* _Aim of the task_: Collect all lines from the records below that include the word "شيبة".

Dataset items
* * *

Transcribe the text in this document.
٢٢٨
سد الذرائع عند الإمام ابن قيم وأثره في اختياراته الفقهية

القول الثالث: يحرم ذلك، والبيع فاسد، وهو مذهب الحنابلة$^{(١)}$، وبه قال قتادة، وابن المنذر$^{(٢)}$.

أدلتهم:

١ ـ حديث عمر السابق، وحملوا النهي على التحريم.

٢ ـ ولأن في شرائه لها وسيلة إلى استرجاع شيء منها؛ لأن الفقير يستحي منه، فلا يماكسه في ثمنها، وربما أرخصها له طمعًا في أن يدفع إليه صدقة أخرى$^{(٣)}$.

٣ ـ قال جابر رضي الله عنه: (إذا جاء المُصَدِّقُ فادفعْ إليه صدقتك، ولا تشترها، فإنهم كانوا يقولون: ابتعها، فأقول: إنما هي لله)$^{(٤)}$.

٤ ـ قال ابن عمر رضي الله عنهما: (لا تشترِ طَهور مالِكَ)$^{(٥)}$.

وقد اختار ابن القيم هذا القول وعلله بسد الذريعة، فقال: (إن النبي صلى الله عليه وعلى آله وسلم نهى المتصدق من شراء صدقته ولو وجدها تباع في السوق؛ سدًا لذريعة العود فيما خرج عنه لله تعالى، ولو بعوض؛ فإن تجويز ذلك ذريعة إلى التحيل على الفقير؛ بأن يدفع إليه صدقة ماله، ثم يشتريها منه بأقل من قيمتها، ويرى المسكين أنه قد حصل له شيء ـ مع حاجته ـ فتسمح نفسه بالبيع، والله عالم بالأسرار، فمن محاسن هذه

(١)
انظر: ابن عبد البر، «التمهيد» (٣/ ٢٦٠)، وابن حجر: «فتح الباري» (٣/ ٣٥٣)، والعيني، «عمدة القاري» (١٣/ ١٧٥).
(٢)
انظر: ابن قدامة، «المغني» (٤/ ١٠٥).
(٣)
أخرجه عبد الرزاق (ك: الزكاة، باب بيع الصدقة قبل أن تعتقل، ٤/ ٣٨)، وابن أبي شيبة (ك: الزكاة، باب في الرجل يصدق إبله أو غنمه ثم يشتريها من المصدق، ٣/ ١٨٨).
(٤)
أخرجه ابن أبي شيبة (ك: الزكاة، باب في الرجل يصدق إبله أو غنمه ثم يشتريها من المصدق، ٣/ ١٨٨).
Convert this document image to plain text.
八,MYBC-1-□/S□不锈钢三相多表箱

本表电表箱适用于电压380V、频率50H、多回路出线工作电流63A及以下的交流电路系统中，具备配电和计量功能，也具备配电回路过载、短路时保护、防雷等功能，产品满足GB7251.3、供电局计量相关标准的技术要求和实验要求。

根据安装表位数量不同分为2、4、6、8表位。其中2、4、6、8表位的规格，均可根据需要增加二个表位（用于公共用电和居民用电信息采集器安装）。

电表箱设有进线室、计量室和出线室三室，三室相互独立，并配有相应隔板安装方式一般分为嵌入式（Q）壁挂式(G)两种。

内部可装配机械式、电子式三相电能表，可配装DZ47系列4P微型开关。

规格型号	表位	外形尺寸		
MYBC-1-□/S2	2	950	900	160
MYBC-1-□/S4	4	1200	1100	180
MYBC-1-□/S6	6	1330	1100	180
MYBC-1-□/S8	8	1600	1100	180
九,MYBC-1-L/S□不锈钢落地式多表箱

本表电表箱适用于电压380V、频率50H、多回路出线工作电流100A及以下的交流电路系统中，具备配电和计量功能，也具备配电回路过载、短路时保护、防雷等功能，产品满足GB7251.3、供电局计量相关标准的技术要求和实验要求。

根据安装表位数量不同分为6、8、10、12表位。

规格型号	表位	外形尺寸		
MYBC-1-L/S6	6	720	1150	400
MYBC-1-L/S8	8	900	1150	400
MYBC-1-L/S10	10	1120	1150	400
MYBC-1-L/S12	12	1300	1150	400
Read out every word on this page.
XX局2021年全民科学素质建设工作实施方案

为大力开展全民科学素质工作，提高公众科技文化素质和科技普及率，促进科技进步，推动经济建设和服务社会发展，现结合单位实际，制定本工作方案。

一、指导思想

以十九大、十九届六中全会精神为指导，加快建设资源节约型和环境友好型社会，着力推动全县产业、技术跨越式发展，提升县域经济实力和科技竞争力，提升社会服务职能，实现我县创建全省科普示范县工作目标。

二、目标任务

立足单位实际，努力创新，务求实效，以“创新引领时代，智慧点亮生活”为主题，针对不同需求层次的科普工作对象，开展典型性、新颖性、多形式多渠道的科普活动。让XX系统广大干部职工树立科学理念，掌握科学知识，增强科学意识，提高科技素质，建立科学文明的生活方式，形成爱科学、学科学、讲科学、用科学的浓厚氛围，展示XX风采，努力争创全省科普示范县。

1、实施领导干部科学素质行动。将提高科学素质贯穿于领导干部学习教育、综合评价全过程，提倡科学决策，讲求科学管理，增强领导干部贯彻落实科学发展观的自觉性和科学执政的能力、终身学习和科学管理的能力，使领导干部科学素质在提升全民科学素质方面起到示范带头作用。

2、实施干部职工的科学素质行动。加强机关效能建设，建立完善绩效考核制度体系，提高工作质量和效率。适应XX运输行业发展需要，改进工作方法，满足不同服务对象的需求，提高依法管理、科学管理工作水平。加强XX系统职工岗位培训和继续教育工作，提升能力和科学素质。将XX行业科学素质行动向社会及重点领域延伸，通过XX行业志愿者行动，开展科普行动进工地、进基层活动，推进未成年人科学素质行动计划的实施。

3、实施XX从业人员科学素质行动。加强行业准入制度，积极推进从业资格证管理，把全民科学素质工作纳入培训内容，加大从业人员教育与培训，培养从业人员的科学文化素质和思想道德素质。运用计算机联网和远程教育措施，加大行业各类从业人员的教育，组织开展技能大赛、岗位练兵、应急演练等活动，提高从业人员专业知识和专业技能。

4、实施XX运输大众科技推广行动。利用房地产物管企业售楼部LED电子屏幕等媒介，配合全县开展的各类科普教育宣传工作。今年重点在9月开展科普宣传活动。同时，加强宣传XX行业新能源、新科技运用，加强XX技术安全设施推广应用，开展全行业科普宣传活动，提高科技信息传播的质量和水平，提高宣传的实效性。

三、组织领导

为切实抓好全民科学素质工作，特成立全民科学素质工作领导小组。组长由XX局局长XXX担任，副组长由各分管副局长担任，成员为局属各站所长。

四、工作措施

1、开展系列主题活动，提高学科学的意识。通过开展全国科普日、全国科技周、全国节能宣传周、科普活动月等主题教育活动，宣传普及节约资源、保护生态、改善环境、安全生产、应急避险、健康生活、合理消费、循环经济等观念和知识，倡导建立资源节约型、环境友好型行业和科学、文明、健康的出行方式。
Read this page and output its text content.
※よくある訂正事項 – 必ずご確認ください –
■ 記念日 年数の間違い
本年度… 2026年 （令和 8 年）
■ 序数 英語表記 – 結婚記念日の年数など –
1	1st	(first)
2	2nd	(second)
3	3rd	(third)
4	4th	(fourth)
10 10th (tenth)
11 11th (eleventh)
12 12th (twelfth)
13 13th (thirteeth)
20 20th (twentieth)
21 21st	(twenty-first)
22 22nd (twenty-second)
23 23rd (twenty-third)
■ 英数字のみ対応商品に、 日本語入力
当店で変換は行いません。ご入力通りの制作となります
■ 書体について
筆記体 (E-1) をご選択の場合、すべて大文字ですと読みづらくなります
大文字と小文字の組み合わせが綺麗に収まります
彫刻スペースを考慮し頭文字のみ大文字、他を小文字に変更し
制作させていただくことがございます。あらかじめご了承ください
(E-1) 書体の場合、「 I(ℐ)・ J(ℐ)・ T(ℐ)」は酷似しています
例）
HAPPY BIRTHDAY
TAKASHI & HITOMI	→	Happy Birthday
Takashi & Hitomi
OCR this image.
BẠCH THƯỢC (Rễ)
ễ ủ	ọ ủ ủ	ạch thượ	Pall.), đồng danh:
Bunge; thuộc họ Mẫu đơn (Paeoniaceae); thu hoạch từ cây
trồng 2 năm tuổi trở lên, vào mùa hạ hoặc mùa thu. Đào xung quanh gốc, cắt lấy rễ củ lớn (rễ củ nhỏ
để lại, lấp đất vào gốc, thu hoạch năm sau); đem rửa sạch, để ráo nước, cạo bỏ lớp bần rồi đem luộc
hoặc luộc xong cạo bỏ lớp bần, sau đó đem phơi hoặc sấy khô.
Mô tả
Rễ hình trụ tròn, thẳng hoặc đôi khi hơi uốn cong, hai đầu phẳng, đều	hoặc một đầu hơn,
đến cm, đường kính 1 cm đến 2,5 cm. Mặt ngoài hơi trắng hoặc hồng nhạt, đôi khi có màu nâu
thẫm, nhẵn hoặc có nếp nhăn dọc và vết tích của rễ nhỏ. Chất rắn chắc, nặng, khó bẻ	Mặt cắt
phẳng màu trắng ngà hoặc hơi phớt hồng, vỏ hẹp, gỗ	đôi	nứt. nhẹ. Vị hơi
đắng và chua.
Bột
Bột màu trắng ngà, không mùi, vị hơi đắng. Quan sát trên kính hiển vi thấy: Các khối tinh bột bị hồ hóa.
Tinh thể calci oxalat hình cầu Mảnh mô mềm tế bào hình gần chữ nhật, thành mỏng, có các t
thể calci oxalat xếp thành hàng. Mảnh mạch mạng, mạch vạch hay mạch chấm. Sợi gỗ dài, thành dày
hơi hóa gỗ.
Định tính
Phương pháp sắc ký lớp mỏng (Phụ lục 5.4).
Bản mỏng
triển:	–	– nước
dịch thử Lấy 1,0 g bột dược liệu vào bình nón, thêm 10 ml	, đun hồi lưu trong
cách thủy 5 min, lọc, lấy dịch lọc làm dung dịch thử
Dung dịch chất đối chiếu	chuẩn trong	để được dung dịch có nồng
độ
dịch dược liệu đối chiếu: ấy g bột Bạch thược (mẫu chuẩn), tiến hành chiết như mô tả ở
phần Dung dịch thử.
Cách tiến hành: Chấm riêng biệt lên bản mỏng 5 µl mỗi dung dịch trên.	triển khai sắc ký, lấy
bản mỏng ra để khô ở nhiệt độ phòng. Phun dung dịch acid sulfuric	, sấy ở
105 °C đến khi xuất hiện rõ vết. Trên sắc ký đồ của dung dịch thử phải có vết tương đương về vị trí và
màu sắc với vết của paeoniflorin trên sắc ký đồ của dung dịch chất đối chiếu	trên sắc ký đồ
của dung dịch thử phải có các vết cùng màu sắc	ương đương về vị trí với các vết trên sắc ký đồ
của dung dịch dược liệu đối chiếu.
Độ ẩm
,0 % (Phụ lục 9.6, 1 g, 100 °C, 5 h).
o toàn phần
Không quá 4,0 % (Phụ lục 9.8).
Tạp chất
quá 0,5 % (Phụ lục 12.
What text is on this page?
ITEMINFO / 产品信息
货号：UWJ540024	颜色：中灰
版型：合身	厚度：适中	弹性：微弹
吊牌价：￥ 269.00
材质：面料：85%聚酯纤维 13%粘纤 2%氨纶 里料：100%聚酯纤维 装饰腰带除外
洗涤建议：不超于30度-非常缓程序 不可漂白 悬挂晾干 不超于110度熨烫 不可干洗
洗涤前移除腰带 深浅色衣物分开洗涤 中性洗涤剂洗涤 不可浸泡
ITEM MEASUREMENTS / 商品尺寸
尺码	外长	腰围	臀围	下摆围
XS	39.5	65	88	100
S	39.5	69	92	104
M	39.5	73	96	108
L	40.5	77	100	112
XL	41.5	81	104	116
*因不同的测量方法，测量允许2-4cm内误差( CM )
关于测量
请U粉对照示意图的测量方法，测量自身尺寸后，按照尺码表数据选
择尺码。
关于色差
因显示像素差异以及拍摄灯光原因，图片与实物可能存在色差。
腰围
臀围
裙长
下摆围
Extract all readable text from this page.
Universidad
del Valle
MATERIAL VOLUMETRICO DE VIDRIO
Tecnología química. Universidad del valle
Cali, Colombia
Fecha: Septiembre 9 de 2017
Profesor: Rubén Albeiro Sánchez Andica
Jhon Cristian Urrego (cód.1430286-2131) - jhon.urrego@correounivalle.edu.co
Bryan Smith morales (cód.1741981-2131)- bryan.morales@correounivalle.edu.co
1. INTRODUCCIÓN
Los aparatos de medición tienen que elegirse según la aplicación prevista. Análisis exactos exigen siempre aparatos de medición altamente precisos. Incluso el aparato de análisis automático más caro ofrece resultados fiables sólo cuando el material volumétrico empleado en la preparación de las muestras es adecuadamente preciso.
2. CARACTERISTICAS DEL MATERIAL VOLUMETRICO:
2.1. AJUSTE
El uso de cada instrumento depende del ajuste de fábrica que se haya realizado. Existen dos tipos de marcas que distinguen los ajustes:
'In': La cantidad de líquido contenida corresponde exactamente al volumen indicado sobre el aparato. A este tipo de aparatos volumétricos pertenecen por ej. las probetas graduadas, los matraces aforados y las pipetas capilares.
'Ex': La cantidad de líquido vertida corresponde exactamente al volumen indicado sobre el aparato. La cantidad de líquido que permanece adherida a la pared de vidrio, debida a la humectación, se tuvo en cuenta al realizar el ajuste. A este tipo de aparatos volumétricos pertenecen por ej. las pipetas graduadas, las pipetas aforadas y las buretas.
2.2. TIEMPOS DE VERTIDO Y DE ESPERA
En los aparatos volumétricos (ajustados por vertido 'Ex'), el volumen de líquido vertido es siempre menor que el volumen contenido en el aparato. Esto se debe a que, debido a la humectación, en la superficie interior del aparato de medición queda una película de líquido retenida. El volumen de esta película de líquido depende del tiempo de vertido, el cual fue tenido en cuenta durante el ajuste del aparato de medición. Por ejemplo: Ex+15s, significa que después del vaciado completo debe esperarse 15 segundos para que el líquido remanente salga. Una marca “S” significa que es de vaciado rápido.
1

* * *

* _Solution to the problem_:
أخرجه عبد الرزاق (ك: الزكاة، باب بيع الصدقة قبل أن تعتقل، ٤/ ٣٨)، وابن أبي شيبة (ك: الزكاة، باب في الرجل يصدق إبله أو غنمه ثم يشتريها من المصدق، ٣/ ١٨٨).
أخرجه ابن أبي شيبة (ك: الزكاة، باب في الرجل يصدق إبله أو غنمه ثم يشتريها من المصدق، ٣/ ١٨٨).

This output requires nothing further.